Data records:
══════

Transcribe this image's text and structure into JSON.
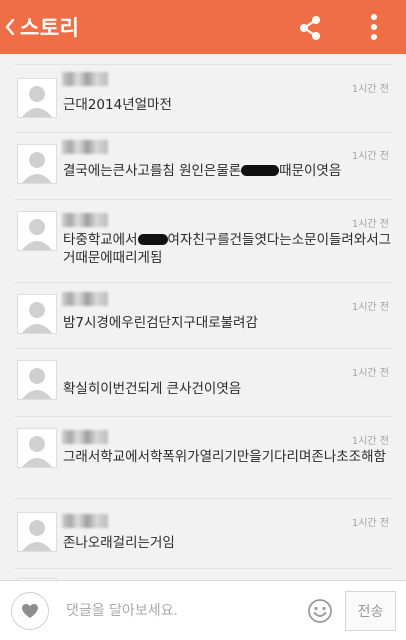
{
  "header": {
    "back_icon": "chevron-left-icon",
    "title": "스토리",
    "share_icon": "share-icon",
    "more_icon": "more-vertical-icon",
    "bg_color": "#f06e45"
  },
  "comments": [
    {
      "time": "1시간 전",
      "segments": [
        "근대2014년얼마전"
      ]
    },
    {
      "time": "1시간 전",
      "segments": [
        "결국에는큰사고를침 원인은물론",
        "",
        "때문이엿음"
      ]
    },
    {
      "time": "1시간 전",
      "segments": [
        "타중학교에서",
        "",
        "여자친구를건들엿다는소문이들려와서그거때문에때리게됨"
      ]
    },
    {
      "time": "1시간 전",
      "segments": [
        "밤7시경에우린검단지구대로불려감"
      ]
    },
    {
      "time": "1시간 전",
      "segments": [
        "확실히이번건되게 큰사건이엿음"
      ]
    },
    {
      "time": "1시간 전",
      "segments": [
        "그래서학교에서학폭위가열리기만을기다리며존나초조해함"
      ]
    },
    {
      "time": "1시간 전",
      "segments": [
        "존나오래걸리는거임"
      ]
    }
  ],
  "comment_bar": {
    "like_icon": "heart-icon",
    "placeholder": "댓글을 달아보세요.",
    "emoji_icon": "smiley-icon",
    "send_label": "전송"
  }
}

══════

Requirement: Pictures in the records should not appear in your copy, but everything else must be transcribed exactly.

Answer to this problem:
Transcribe this image's text and structure into JSON.
{
  "header": {
    "back_icon": "chevron-left-icon",
    "title": "스토리",
    "share_icon": "share-icon",
    "more_icon": "more-vertical-icon",
    "bg_color": "#f06e45"
  },
  "comments": [
    {
      "time": "1시간 전",
      "segments": [
        "근대2014년얼마전"
      ]
    },
    {
      "time": "1시간 전",
      "segments": [
        "결국에는큰사고를침 원인은물론",
        "",
        "때문이엿음"
      ]
    },
    {
      "time": "1시간 전",
      "segments": [
        "타중학교에서",
        "",
        "여자친구를건들엿다는소문이들려와서그거때문에때리게됨"
      ]
    },
    {
      "time": "1시간 전",
      "segments": [
        "밤7시경에우린검단지구대로불려감"
      ]
    },
    {
      "time": "1시간 전",
      "segments": [
        "확실히이번건되게 큰사건이엿음"
      ]
    },
    {
      "time": "1시간 전",
      "segments": [
        "그래서학교에서학폭위가열리기만을기다리며존나초조해함"
      ]
    },
    {
      "time": "1시간 전",
      "segments": [
        "존나오래걸리는거임"
      ]
    }
  ],
  "comment_bar": {
    "like_icon": "heart-icon",
    "placeholder": "댓글을 달아보세요.",
    "emoji_icon": "smiley-icon",
    "send_label": "전송"
  }
}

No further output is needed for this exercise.